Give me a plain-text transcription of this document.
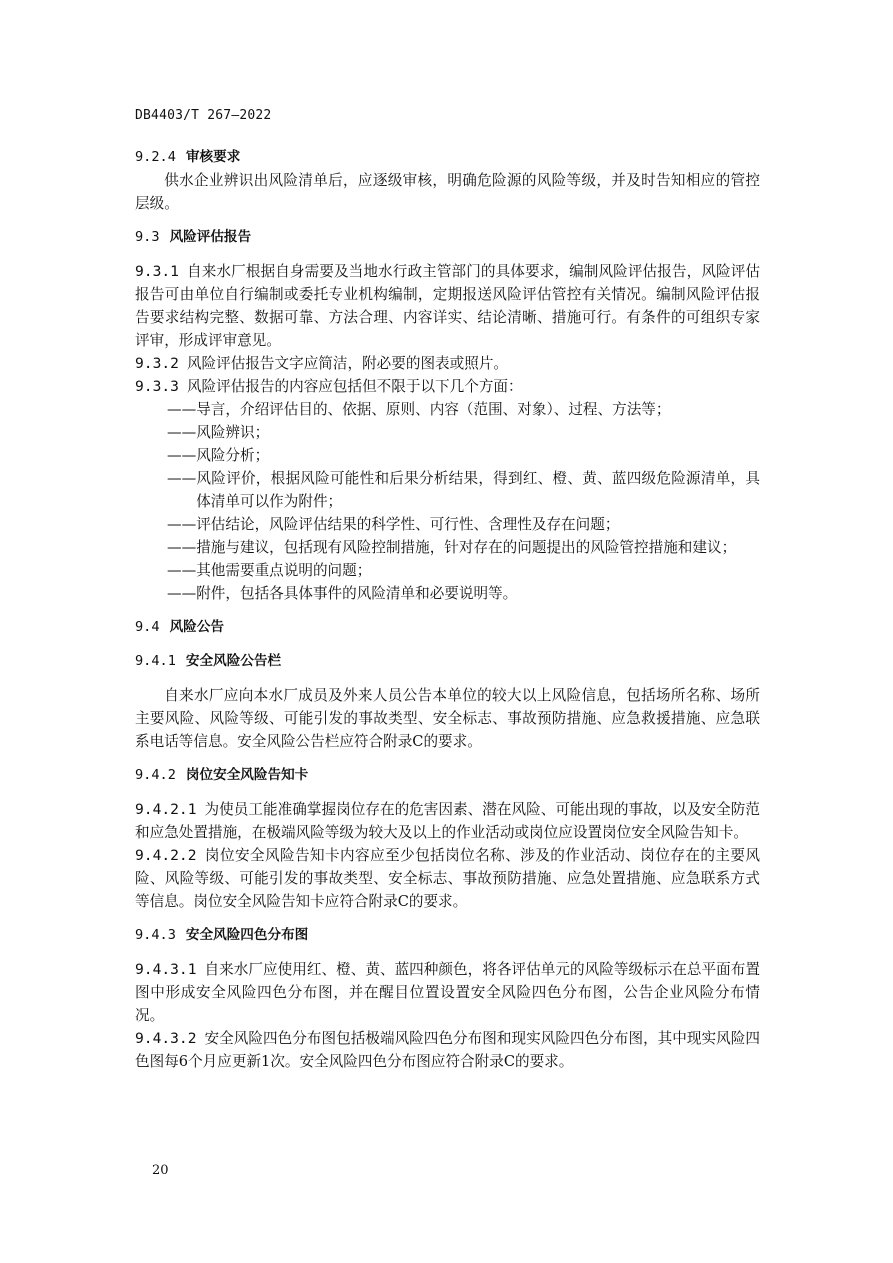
DB4403/T 267—2022

9.2.4 审核要求

供水企业辨识出风险清单后，应逐级审核，明确危险源的风险等级，并及时告知相应的管控层级。

9.3 风险评估报告

9.3.1 自来水厂根据自身需要及当地水行政主管部门的具体要求，编制风险评估报告，风险评估报告可由单位自行编制或委托专业机构编制，定期报送风险评估管控有关情况。编制风险评估报告要求结构完整、数据可靠、方法合理、内容详实、结论清晰、措施可行。有条件的可组织专家评审，形成评审意见。

9.3.2 风险评估报告文字应简洁，附必要的图表或照片。

9.3.3 风险评估报告的内容应包括但不限于以下几个方面：

——导言，介绍评估目的、依据、原则、内容（范围、对象）、过程、方法等；

——风险辨识；

——风险分析；

——风险评价，根据风险可能性和后果分析结果，得到红、橙、黄、蓝四级危险源清单，具体清单可以作为附件；

——评估结论，风险评估结果的科学性、可行性、含理性及存在问题；

——措施与建议，包括现有风险控制措施，针对存在的问题提出的风险管控措施和建议；

——其他需要重点说明的问题；

——附件，包括各具体事件的风险清单和必要说明等。

9.4 风险公告

9.4.1 安全风险公告栏

自来水厂应向本水厂成员及外来人员公告本单位的较大以上风险信息，包括场所名称、场所主要风险、风险等级、可能引发的事故类型、安全标志、事故预防措施、应急救援措施、应急联系电话等信息。安全风险公告栏应符合附录C的要求。

9.4.2 岗位安全风险告知卡

9.4.2.1 为使员工能准确掌握岗位存在的危害因素、潜在风险、可能出现的事故，以及安全防范和应急处置措施，在极端风险等级为较大及以上的作业活动或岗位应设置岗位安全风险告知卡。

9.4.2.2 岗位安全风险告知卡内容应至少包括岗位名称、涉及的作业活动、岗位存在的主要风险、风险等级、可能引发的事故类型、安全标志、事故预防措施、应急处置措施、应急联系方式等信息。岗位安全风险告知卡应符合附录C的要求。

9.4.3 安全风险四色分布图

9.4.3.1 自来水厂应使用红、橙、黄、蓝四种颜色，将各评估单元的风险等级标示在总平面布置图中形成安全风险四色分布图，并在醒目位置设置安全风险四色分布图，公告企业风险分布情况。

9.4.3.2 安全风险四色分布图包括极端风险四色分布图和现实风险四色分布图，其中现实风险四色图每6个月应更新1次。安全风险四色分布图应符合附录C的要求。

20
=======
== THE TASK ==
List the lines of the material in which the word "事故预防措施" occurs.

== RESPONSE FOR THIS EXERCISE ==
自来水厂应向本水厂成员及外来人员公告本单位的较大以上风险信息，包括场所名称、场所主要风险、风险等级、可能引发的事故类型、安全标志、事故预防措施、应急救援措施、应急联系电话等信息。安全风险公告栏应符合附录C的要求。
9.4.2.2 岗位安全风险告知卡内容应至少包括岗位名称、涉及的作业活动、岗位存在的主要风险、风险等级、可能引发的事故类型、安全标志、事故预防措施、应急处置措施、应急联系方式等信息。岗位安全风险告知卡应符合附录C的要求。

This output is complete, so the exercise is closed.